WHAT NEEDS TO BE DONE:
Only the pictures are to be left out; set down the rest of the records exactly.

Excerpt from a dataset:
-*-*-
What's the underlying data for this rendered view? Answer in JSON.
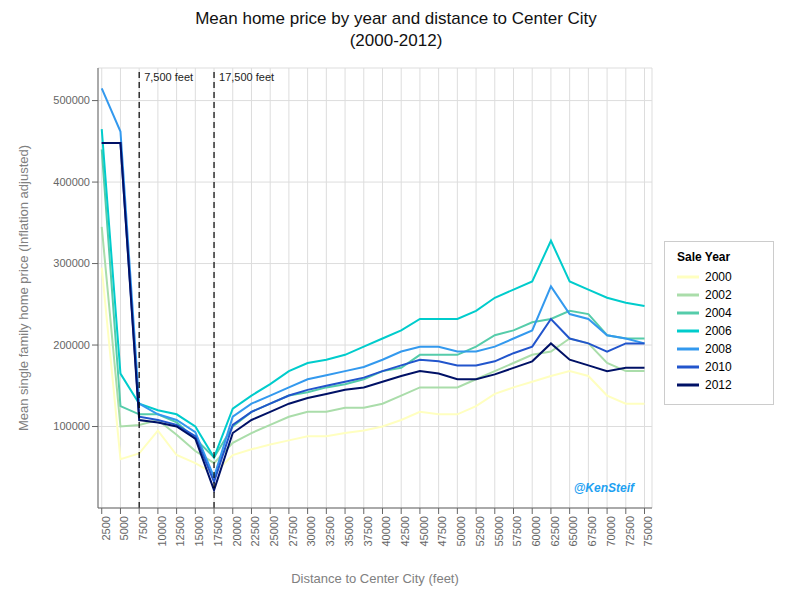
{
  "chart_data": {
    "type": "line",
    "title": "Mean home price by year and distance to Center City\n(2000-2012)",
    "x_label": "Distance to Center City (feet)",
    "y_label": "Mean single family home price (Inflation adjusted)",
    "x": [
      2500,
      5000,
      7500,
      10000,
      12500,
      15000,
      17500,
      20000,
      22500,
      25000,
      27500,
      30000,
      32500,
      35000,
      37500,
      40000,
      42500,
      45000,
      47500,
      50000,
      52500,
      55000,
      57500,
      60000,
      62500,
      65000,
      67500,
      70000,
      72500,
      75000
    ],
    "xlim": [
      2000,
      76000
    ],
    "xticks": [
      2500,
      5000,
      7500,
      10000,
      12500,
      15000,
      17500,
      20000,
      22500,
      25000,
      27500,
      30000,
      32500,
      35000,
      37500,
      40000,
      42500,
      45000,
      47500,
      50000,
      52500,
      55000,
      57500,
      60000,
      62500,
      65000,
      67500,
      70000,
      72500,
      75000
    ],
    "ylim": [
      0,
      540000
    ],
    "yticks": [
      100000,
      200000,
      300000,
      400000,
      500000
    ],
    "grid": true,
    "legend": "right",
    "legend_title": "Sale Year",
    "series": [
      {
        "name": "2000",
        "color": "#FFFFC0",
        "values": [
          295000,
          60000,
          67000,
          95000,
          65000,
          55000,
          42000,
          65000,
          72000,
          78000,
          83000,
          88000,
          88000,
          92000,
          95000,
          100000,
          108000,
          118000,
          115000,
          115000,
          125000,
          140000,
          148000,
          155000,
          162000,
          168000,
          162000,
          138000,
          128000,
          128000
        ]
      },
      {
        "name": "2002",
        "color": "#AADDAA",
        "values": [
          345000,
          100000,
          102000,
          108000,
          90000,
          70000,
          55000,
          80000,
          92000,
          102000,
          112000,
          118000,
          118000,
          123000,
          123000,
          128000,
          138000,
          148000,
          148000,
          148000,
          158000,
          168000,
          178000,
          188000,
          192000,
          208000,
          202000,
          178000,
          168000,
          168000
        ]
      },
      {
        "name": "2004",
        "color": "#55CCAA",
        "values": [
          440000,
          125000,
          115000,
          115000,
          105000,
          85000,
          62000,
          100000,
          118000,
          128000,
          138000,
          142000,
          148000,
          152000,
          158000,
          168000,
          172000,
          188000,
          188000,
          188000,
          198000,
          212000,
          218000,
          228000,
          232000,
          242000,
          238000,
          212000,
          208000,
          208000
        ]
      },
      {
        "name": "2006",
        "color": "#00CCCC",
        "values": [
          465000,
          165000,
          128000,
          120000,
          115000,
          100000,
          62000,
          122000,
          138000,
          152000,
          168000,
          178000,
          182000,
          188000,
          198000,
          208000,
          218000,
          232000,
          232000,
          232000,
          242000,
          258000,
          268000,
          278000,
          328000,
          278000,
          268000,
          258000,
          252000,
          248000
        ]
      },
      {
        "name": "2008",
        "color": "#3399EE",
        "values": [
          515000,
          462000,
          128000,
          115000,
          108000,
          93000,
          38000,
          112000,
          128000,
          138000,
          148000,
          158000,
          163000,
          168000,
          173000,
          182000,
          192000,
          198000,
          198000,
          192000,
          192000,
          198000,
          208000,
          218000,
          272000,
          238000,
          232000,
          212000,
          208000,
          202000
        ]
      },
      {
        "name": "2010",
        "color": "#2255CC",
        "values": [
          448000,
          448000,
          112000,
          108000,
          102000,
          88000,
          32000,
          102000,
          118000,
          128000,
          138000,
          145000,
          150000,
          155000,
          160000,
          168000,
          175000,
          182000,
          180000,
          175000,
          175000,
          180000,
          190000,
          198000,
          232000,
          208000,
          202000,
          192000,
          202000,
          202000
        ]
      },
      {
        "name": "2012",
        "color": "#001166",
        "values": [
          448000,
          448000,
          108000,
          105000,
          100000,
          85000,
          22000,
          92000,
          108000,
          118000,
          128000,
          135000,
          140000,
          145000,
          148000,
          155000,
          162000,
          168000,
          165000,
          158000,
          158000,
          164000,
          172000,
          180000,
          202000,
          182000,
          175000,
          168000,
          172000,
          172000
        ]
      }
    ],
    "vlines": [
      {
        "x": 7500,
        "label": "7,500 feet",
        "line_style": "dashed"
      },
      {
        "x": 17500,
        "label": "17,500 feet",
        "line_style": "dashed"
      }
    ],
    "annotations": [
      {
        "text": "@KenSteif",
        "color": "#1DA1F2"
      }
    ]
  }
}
-*-*-
RESPONSE TO THIS EXERCISE:
What's the underlying data for this rendered view? Answer in JSON.
{
  "chart_data": {
    "type": "line",
    "title": "Mean home price by year and distance to Center City\n(2000-2012)",
    "x_label": "Distance to Center City (feet)",
    "y_label": "Mean single family home price (Inflation adjusted)",
    "x": [
      2500,
      5000,
      7500,
      10000,
      12500,
      15000,
      17500,
      20000,
      22500,
      25000,
      27500,
      30000,
      32500,
      35000,
      37500,
      40000,
      42500,
      45000,
      47500,
      50000,
      52500,
      55000,
      57500,
      60000,
      62500,
      65000,
      67500,
      70000,
      72500,
      75000
    ],
    "xlim": [
      2000,
      76000
    ],
    "xticks": [
      2500,
      5000,
      7500,
      10000,
      12500,
      15000,
      17500,
      20000,
      22500,
      25000,
      27500,
      30000,
      32500,
      35000,
      37500,
      40000,
      42500,
      45000,
      47500,
      50000,
      52500,
      55000,
      57500,
      60000,
      62500,
      65000,
      67500,
      70000,
      72500,
      75000
    ],
    "ylim": [
      0,
      540000
    ],
    "yticks": [
      100000,
      200000,
      300000,
      400000,
      500000
    ],
    "grid": true,
    "legend": "right",
    "legend_title": "Sale Year",
    "series": [
      {
        "name": "2000",
        "color": "#FFFFC0",
        "values": [
          295000,
          60000,
          67000,
          95000,
          65000,
          55000,
          42000,
          65000,
          72000,
          78000,
          83000,
          88000,
          88000,
          92000,
          95000,
          100000,
          108000,
          118000,
          115000,
          115000,
          125000,
          140000,
          148000,
          155000,
          162000,
          168000,
          162000,
          138000,
          128000,
          128000
        ]
      },
      {
        "name": "2002",
        "color": "#AADDAA",
        "values": [
          345000,
          100000,
          102000,
          108000,
          90000,
          70000,
          55000,
          80000,
          92000,
          102000,
          112000,
          118000,
          118000,
          123000,
          123000,
          128000,
          138000,
          148000,
          148000,
          148000,
          158000,
          168000,
          178000,
          188000,
          192000,
          208000,
          202000,
          178000,
          168000,
          168000
        ]
      },
      {
        "name": "2004",
        "color": "#55CCAA",
        "values": [
          440000,
          125000,
          115000,
          115000,
          105000,
          85000,
          62000,
          100000,
          118000,
          128000,
          138000,
          142000,
          148000,
          152000,
          158000,
          168000,
          172000,
          188000,
          188000,
          188000,
          198000,
          212000,
          218000,
          228000,
          232000,
          242000,
          238000,
          212000,
          208000,
          208000
        ]
      },
      {
        "name": "2006",
        "color": "#00CCCC",
        "values": [
          465000,
          165000,
          128000,
          120000,
          115000,
          100000,
          62000,
          122000,
          138000,
          152000,
          168000,
          178000,
          182000,
          188000,
          198000,
          208000,
          218000,
          232000,
          232000,
          232000,
          242000,
          258000,
          268000,
          278000,
          328000,
          278000,
          268000,
          258000,
          252000,
          248000
        ]
      },
      {
        "name": "2008",
        "color": "#3399EE",
        "values": [
          515000,
          462000,
          128000,
          115000,
          108000,
          93000,
          38000,
          112000,
          128000,
          138000,
          148000,
          158000,
          163000,
          168000,
          173000,
          182000,
          192000,
          198000,
          198000,
          192000,
          192000,
          198000,
          208000,
          218000,
          272000,
          238000,
          232000,
          212000,
          208000,
          202000
        ]
      },
      {
        "name": "2010",
        "color": "#2255CC",
        "values": [
          448000,
          448000,
          112000,
          108000,
          102000,
          88000,
          32000,
          102000,
          118000,
          128000,
          138000,
          145000,
          150000,
          155000,
          160000,
          168000,
          175000,
          182000,
          180000,
          175000,
          175000,
          180000,
          190000,
          198000,
          232000,
          208000,
          202000,
          192000,
          202000,
          202000
        ]
      },
      {
        "name": "2012",
        "color": "#001166",
        "values": [
          448000,
          448000,
          108000,
          105000,
          100000,
          85000,
          22000,
          92000,
          108000,
          118000,
          128000,
          135000,
          140000,
          145000,
          148000,
          155000,
          162000,
          168000,
          165000,
          158000,
          158000,
          164000,
          172000,
          180000,
          202000,
          182000,
          175000,
          168000,
          172000,
          172000
        ]
      }
    ],
    "vlines": [
      {
        "x": 7500,
        "label": "7,500 feet",
        "line_style": "dashed"
      },
      {
        "x": 17500,
        "label": "17,500 feet",
        "line_style": "dashed"
      }
    ],
    "annotations": [
      {
        "text": "@KenSteif",
        "color": "#1DA1F2"
      }
    ]
  }
}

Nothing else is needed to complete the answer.